The records should be repeated word for word, pictures excluded.

[Data excerpts]
※ ※ ※

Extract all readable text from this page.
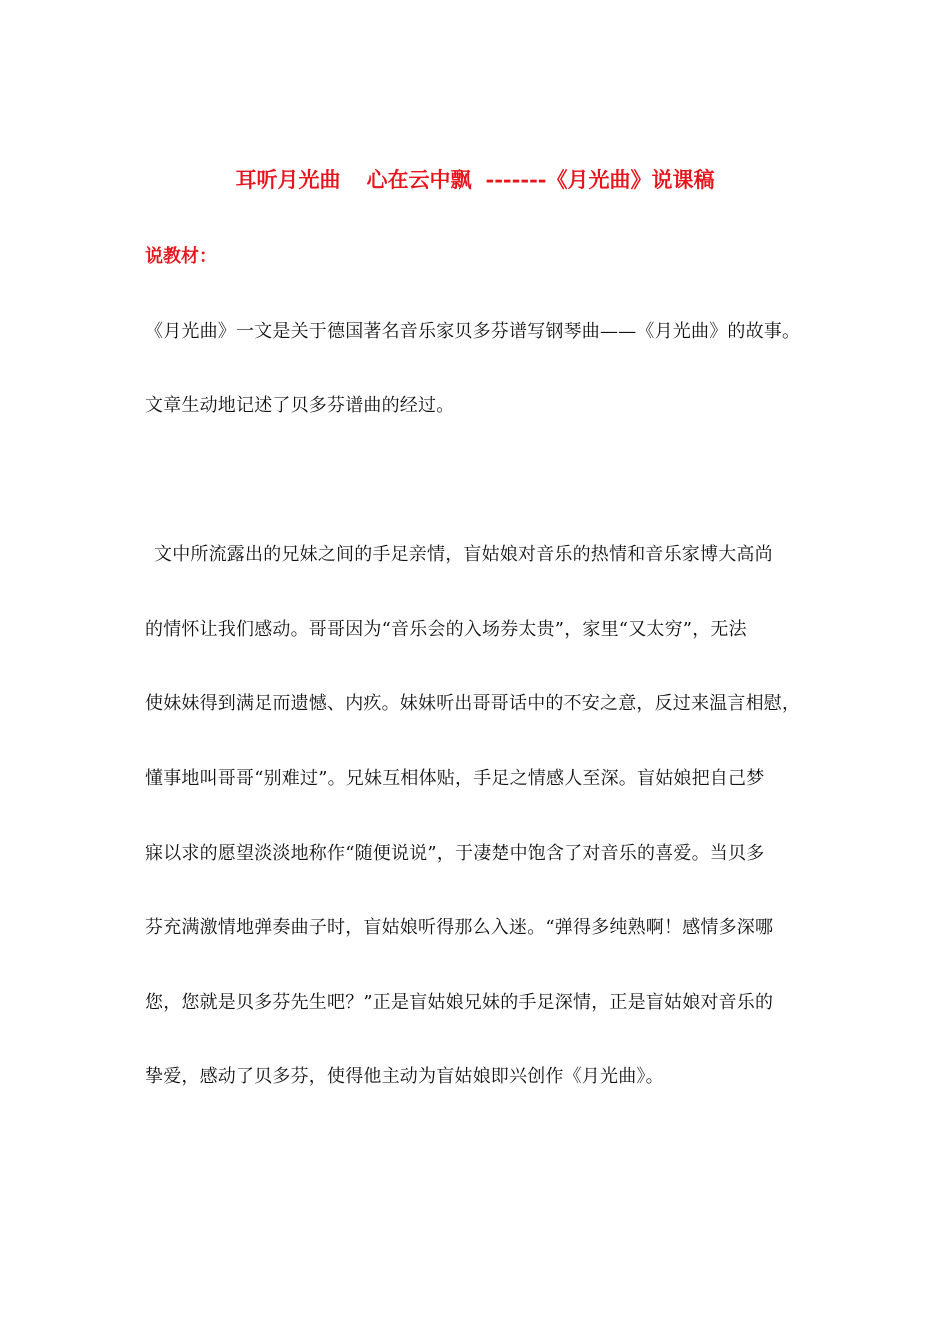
耳听月光曲 心在云中飘 -------《月光曲》说课稿
说教材：
《月光曲》一文是关于德国著名音乐家贝多芬谱写钢琴曲——《月光曲》的故事。
文章生动地记述了贝多芬谱曲的经过。
文中所流露出的兄妹之间的手足亲情，盲姑娘对音乐的热情和音乐家博大高尚
的情怀让我们感动。哥哥因为“音乐会的入场券太贵”，家里“又太穷”，无法
使妹妹得到满足而遗憾、内疚。妹妹听出哥哥话中的不安之意，反过来温言相慰，
懂事地叫哥哥“别难过”。兄妹互相体贴，手足之情感人至深。盲姑娘把自己梦
寐以求的愿望淡淡地称作“随便说说”，于凄楚中饱含了对音乐的喜爱。当贝多
芬充满激情地弹奏曲子时，盲姑娘听得那么入迷。“弹得多纯熟啊！感情多深哪
您，您就是贝多芬先生吧？”正是盲姑娘兄妹的手足深情，正是盲姑娘对音乐的
挚爱，感动了贝多芬，使得他主动为盲姑娘即兴创作《月光曲》。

※ ※ ※

*RIGHT ANSWER:*
Extract all readable text from this page.
耳听月光曲 心在云中飘 -------《月光曲》说课稿
说教材：
《月光曲》一文是关于德国著名音乐家贝多芬谱写钢琴曲——《月光曲》的故事。
文章生动地记述了贝多芬谱曲的经过。
文中所流露出的兄妹之间的手足亲情，盲姑娘对音乐的热情和音乐家博大高尚
的情怀让我们感动。哥哥因为“音乐会的入场券太贵”，家里“又太穷”，无法
使妹妹得到满足而遗憾、内疚。妹妹听出哥哥话中的不安之意，反过来温言相慰，
懂事地叫哥哥“别难过”。兄妹互相体贴，手足之情感人至深。盲姑娘把自己梦
寐以求的愿望淡淡地称作“随便说说”，于凄楚中饱含了对音乐的喜爱。当贝多
芬充满激情地弹奏曲子时，盲姑娘听得那么入迷。“弹得多纯熟啊！感情多深哪
您，您就是贝多芬先生吧？”正是盲姑娘兄妹的手足深情，正是盲姑娘对音乐的
挚爱，感动了贝多芬，使得他主动为盲姑娘即兴创作《月光曲》。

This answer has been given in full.